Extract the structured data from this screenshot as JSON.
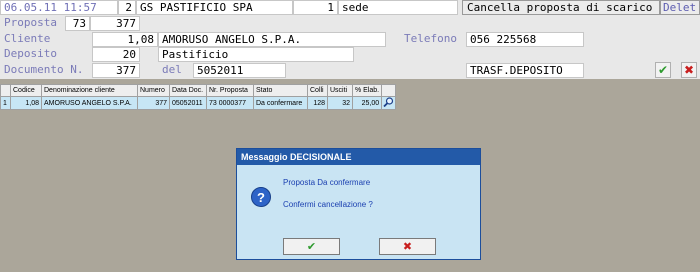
{
  "header": {
    "datetime": "06.05.11 11:57",
    "company_code": "2",
    "company_name": "GS PASTIFICIO SPA",
    "site_code": "1",
    "site_name": "sede",
    "cancel_proposal_label": "Cancella proposta di scarico",
    "delete_label": "Delet"
  },
  "form": {
    "proposta_label": "Proposta",
    "proposta_series": "73",
    "proposta_number": "377",
    "cliente_label": "Cliente",
    "cliente_code": "1,08",
    "cliente_name": "AMORUSO ANGELO S.P.A.",
    "telefono_label": "Telefono",
    "telefono_value": "056  225568",
    "deposito_label": "Deposito",
    "deposito_code": "20",
    "deposito_name": "Pastificio",
    "documento_label": "Documento N.",
    "documento_number": "377",
    "del_label": "del",
    "documento_date": "5052011",
    "doc_type": "TRASF.DEPOSITO"
  },
  "grid": {
    "columns": [
      "Codice",
      "Denominazione cliente",
      "Numero",
      "Data Doc.",
      "Nr. Proposta",
      "Stato",
      "Colli",
      "Usciti",
      "% Elab."
    ],
    "rows": [
      {
        "row_num": "1",
        "codice": "1,08",
        "denominazione": "AMORUSO ANGELO S.P.A.",
        "numero": "377",
        "data_doc": "05052011",
        "nr_proposta": "73 0000377",
        "stato": "Da confermare",
        "colli": "128",
        "usciti": "32",
        "perc_elab": "25,00"
      }
    ]
  },
  "dialog": {
    "title": "Messaggio DECISIONALE",
    "line1": "Proposta Da confermare",
    "line2": "Confermi cancellazione ?"
  },
  "icons": {
    "confirm": "check-icon",
    "cancel": "x-icon",
    "question": "question-icon",
    "zoom": "magnifier-icon"
  },
  "colors": {
    "confirm_green": "#2e9a2e",
    "cancel_red": "#c81e1e",
    "dialog_title": "#235aa8",
    "dialog_body": "#c9e4f3"
  }
}
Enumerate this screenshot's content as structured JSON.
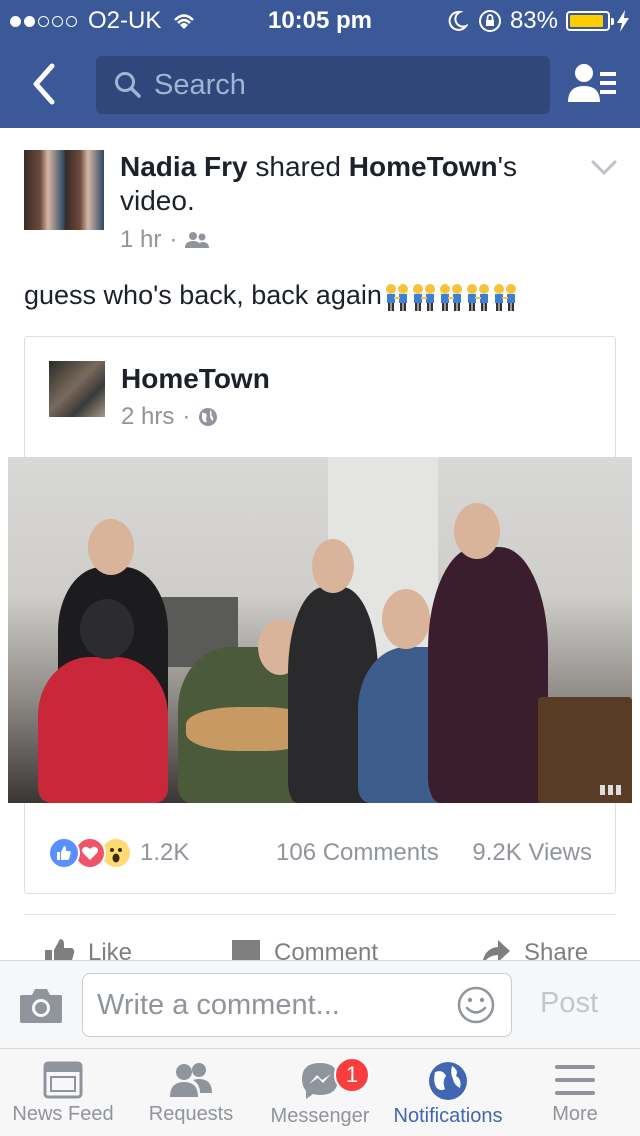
{
  "status_bar": {
    "carrier": "O2-UK",
    "time": "10:05 pm",
    "battery_percent": "83%",
    "battery_level": 0.83,
    "signal_bars_filled": 2,
    "signal_bars_total": 5
  },
  "nav": {
    "back_icon": "chevron-left-icon",
    "search_placeholder": "Search",
    "friends_icon": "friend-requests-icon",
    "background_color": "#3b5998"
  },
  "post": {
    "author": "Nadia Fry",
    "action_text": " shared ",
    "shared_page": "HomeTown",
    "suffix": "'s video.",
    "time": "1 hr",
    "audience_icon": "friends-icon",
    "text": "guess who's back, back again",
    "emoji_count": 5
  },
  "shared": {
    "page_name": "HomeTown",
    "time": "2 hrs",
    "audience_icon": "globe-icon"
  },
  "stats": {
    "reactions": [
      "like",
      "love",
      "wow"
    ],
    "reaction_count": "1.2K",
    "comments": "106 Comments",
    "views": "9.2K Views"
  },
  "actions": {
    "like": "Like",
    "comment": "Comment",
    "share": "Share"
  },
  "comment_bar": {
    "placeholder": "Write a comment...",
    "post_label": "Post"
  },
  "tabs": [
    {
      "label": "News Feed",
      "icon": "news-feed-icon",
      "active": false
    },
    {
      "label": "Requests",
      "icon": "requests-icon",
      "active": false
    },
    {
      "label": "Messenger",
      "icon": "messenger-icon",
      "active": false,
      "badge": "1"
    },
    {
      "label": "Notifications",
      "icon": "globe-icon",
      "active": true
    },
    {
      "label": "More",
      "icon": "menu-icon",
      "active": false
    }
  ],
  "colors": {
    "brand": "#3b5998",
    "active_tab": "#4267b2",
    "badge": "#fa3e3e"
  }
}
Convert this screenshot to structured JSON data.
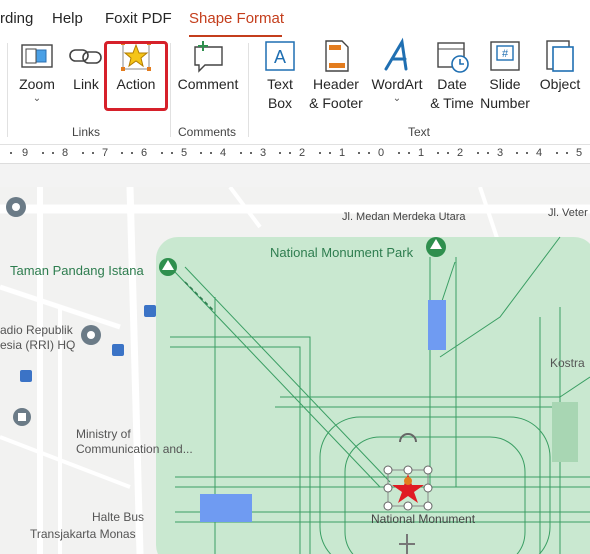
{
  "menu": {
    "items": [
      "rding",
      "Help",
      "Foxit PDF",
      "Shape Format"
    ]
  },
  "ribbon": {
    "buttons": {
      "zoom": "Zoom",
      "link": "Link",
      "action": "Action",
      "comment": "Comment",
      "textbox_1": "Text",
      "textbox_2": "Box",
      "header_1": "Header",
      "header_2": "& Footer",
      "wordart": "WordArt",
      "date_1": "Date",
      "date_2": "& Time",
      "slide_1": "Slide",
      "slide_2": "Number",
      "object": "Object"
    },
    "groups": {
      "links": "Links",
      "comments": "Comments",
      "text": "Text"
    },
    "accent_color": "#c43e1c",
    "highlight_color": "#d6202a"
  },
  "ruler": {
    "labels": [
      "9",
      "8",
      "7",
      "6",
      "5",
      "4",
      "3",
      "2",
      "1",
      "0",
      "1",
      "2",
      "3",
      "4",
      "5"
    ]
  },
  "map": {
    "labels": {
      "street": "Jl. Medan Merdeka Utara",
      "street_right": "Jl. Veter",
      "park": "National Monument Park",
      "taman": "Taman Pandang Istana",
      "radio_1": "adio Republik",
      "radio_2": "esia (RRI) HQ",
      "ministry_1": "Ministry of",
      "ministry_2": "Communication and...",
      "halte_1": "Halte Bus",
      "halte_2": "Transjakarta Monas",
      "monument": "National Monument",
      "kostra": "Kostra"
    },
    "colors": {
      "park": "#c9e8d0",
      "park_lines": "#3a9e63",
      "water": "#6f9bf2",
      "star": "#e01b24"
    }
  }
}
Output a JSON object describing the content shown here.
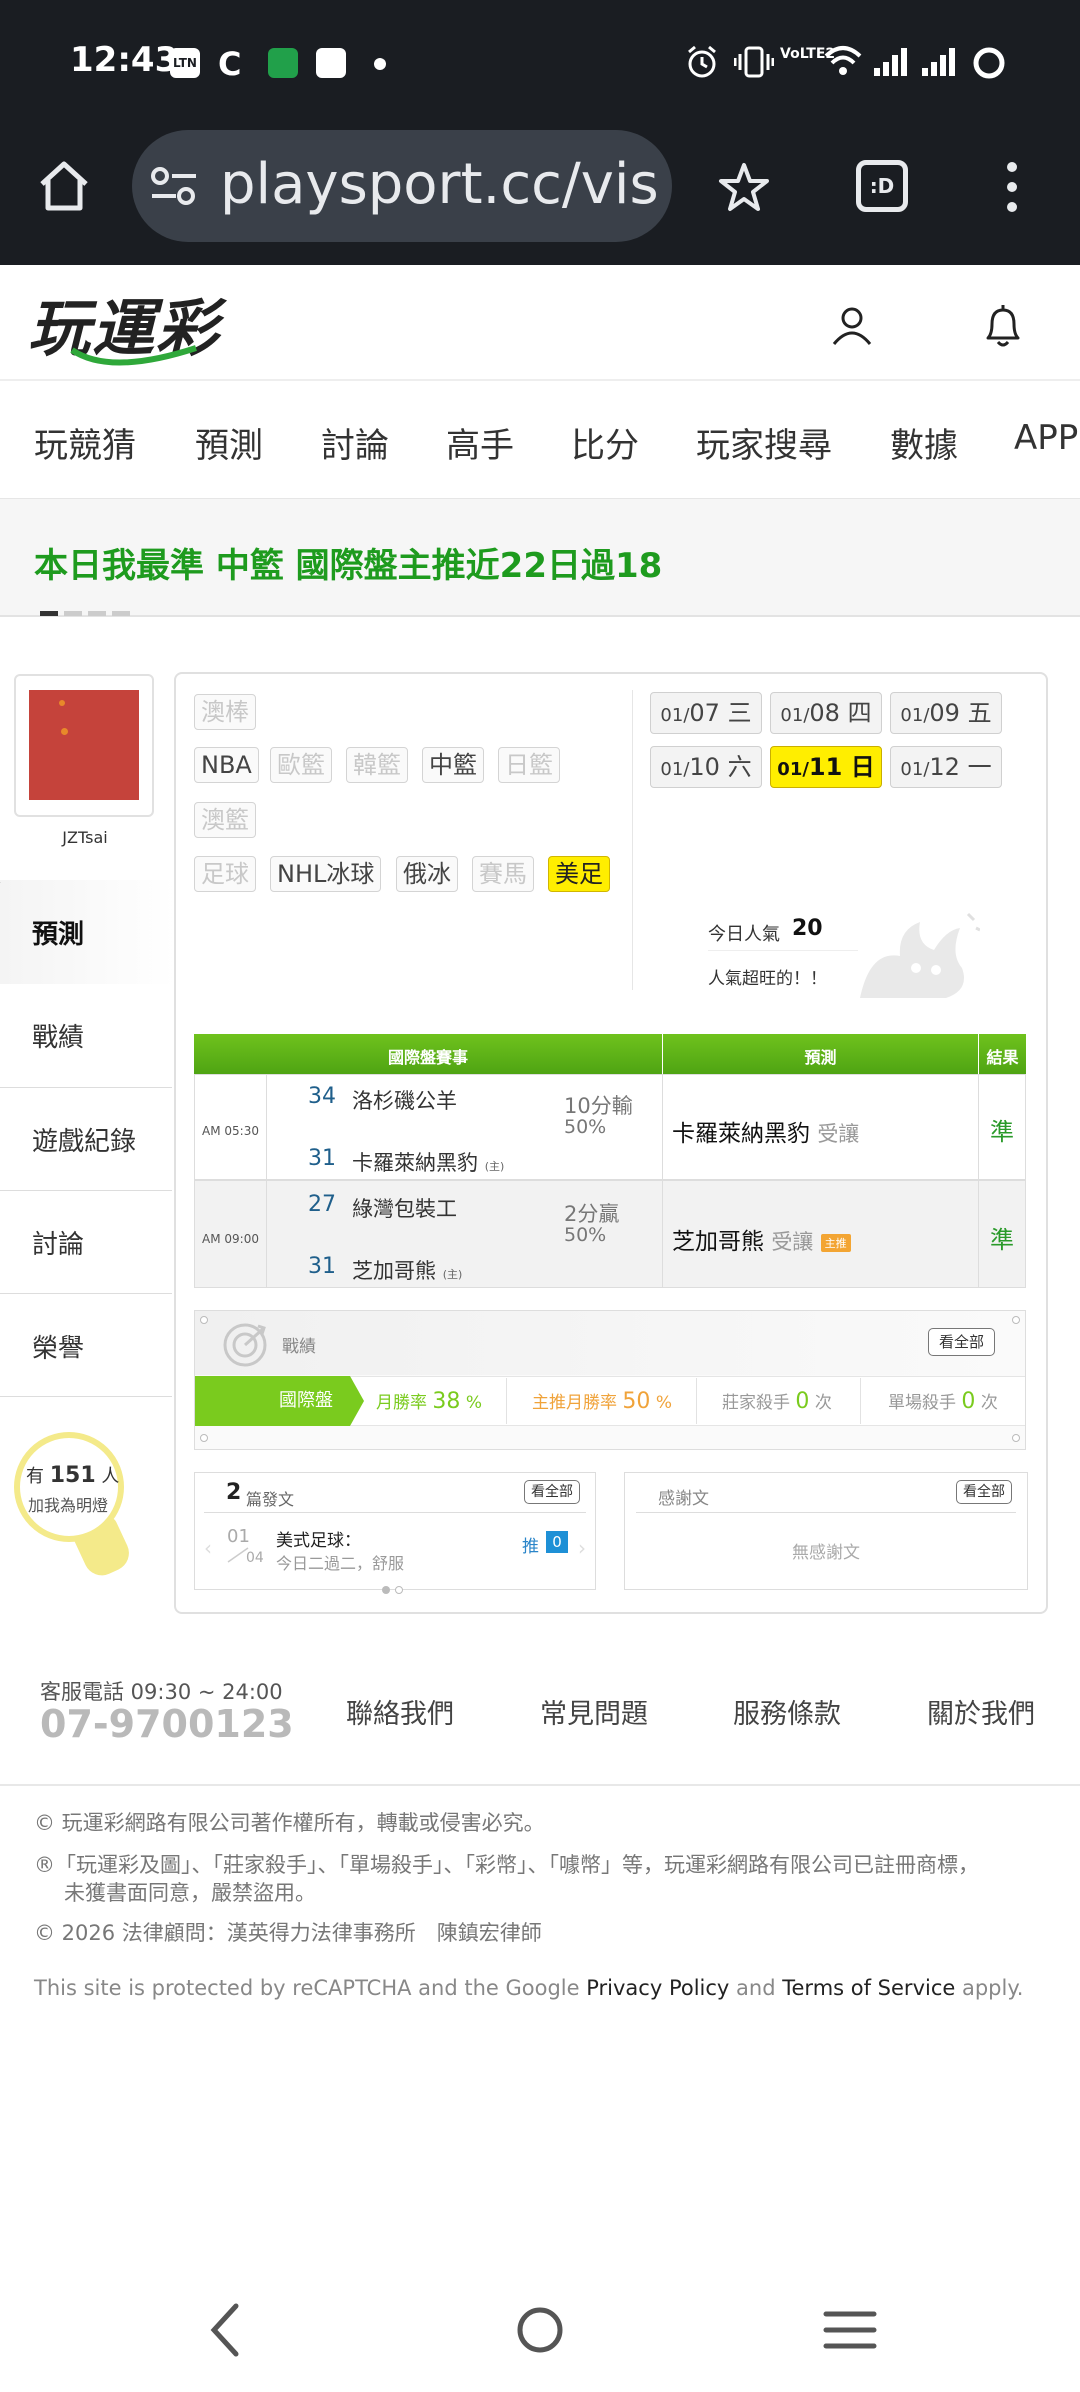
{
  "status_bar": {
    "time": "12:43",
    "icons": [
      "ltn-news-icon",
      "c-app-icon",
      "wallet-icon",
      "shopping-bag-icon",
      "dot-icon",
      "alarm-icon",
      "vibrate-icon",
      "volte-icon",
      "wifi-icon",
      "signal-icon",
      "signal-icon",
      "battery-icon"
    ],
    "ltn_label": "LTN",
    "c_label": "C",
    "volte_label": "VoLTE2"
  },
  "browser": {
    "url": "playsport.cc/visit",
    "tab_label": ":D"
  },
  "site": {
    "logo_text": "玩運彩"
  },
  "nav": {
    "items": [
      "玩競猜",
      "預測",
      "討論",
      "高手",
      "比分",
      "玩家搜尋",
      "數據",
      "APP"
    ]
  },
  "banner": {
    "text": "本日我最準 中籃 國際盤主推近22日過18"
  },
  "profile": {
    "username": "JZTsai",
    "menu": [
      "預測",
      "戰績",
      "遊戲紀錄",
      "討論",
      "榮譽"
    ],
    "bulb_prefix": "有",
    "bulb_count": "151",
    "bulb_suffix": "人",
    "bulb_text2": "加我為明燈"
  },
  "sports": {
    "row1": [
      "澳棒"
    ],
    "row2": [
      "NBA",
      "歐籃",
      "韓籃",
      "中籃",
      "日籃"
    ],
    "row3": [
      "澳籃"
    ],
    "row4": [
      "足球",
      "NHL冰球",
      "俄冰",
      "賽馬",
      "美足"
    ],
    "selected": "美足"
  },
  "dates": [
    {
      "md": "01/",
      "d": "07",
      "w": "三"
    },
    {
      "md": "01/",
      "d": "08",
      "w": "四"
    },
    {
      "md": "01/",
      "d": "09",
      "w": "五"
    },
    {
      "md": "01/",
      "d": "10",
      "w": "六"
    },
    {
      "md": "01/",
      "d": "11",
      "w": "日"
    },
    {
      "md": "01/",
      "d": "12",
      "w": "一"
    }
  ],
  "popularity": {
    "label": "今日人氣",
    "value": "20",
    "note": "人氣超旺的！！"
  },
  "table": {
    "headers": [
      "國際盤賽事",
      "預測",
      "結果"
    ],
    "rows": [
      {
        "time": "AM 05:30",
        "away_score": "34",
        "away_team": "洛杉磯公羊",
        "home_score": "31",
        "home_team": "卡羅萊納黑豹",
        "home_mark": "(主)",
        "odds": "10分輸",
        "pct": "50%",
        "pick": "卡羅萊納黑豹",
        "pick_sub": "受讓",
        "pick_badge": "",
        "result": "準"
      },
      {
        "time": "AM 09:00",
        "away_score": "27",
        "away_team": "綠灣包裝工",
        "home_score": "31",
        "home_team": "芝加哥熊",
        "home_mark": "(主)",
        "odds": "2分贏",
        "pct": "50%",
        "pick": "芝加哥熊",
        "pick_sub": "受讓",
        "pick_badge": "主推",
        "result": "準"
      }
    ]
  },
  "record": {
    "title": "戰績",
    "view_all": "看全部",
    "tab": "國際盤",
    "stats": [
      {
        "label": "月勝率",
        "value": "38",
        "unit": "%"
      },
      {
        "label": "主推月勝率",
        "value": "50",
        "unit": "%"
      },
      {
        "label": "莊家殺手",
        "value": "0",
        "unit": "次"
      },
      {
        "label": "單場殺手",
        "value": "0",
        "unit": "次"
      }
    ]
  },
  "posts": {
    "count": "2",
    "unit": "篇發文",
    "view_all": "看全部",
    "date_m": "01",
    "date_d": "04",
    "title": "美式足球：",
    "subtitle": "今日二過二，舒服",
    "push_label": "推",
    "push_count": "0"
  },
  "thanks": {
    "title": "感謝文",
    "view_all": "看全部",
    "empty": "無感謝文"
  },
  "footer": {
    "hours": "客服電話 09:30 ~ 24:00",
    "phone": "07-9700123",
    "links": [
      "聯絡我們",
      "常見問題",
      "服務條款",
      "關於我們"
    ],
    "legal1": "© 玩運彩網路有限公司著作權所有，轉載或侵害必究。",
    "legal2": "®「玩運彩及圖」、「莊家殺手」、「單場殺手」、「彩幣」、「噱幣」等，玩運彩網路有限公司已註冊商標，",
    "legal2b": "未獲書面同意，嚴禁盜用。",
    "legal3": "© 2026 法律顧問：漢英得力法律事務所　陳鎮宏律師",
    "recaptcha_pre": "This site is protected by reCAPTCHA and the Google",
    "privacy": "Privacy Policy",
    "and": "and",
    "terms": "Terms of Service",
    "apply": "apply."
  },
  "colors": {
    "accent_green": "#4fa413",
    "banner_green": "#1e9b1e",
    "highlight_yellow": "#ffee00"
  }
}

------------------------------------------------------------

**Request**
Report the number of lines in the listing above that include the word "AMORUSO", and nothing else.

**Output of the task**
2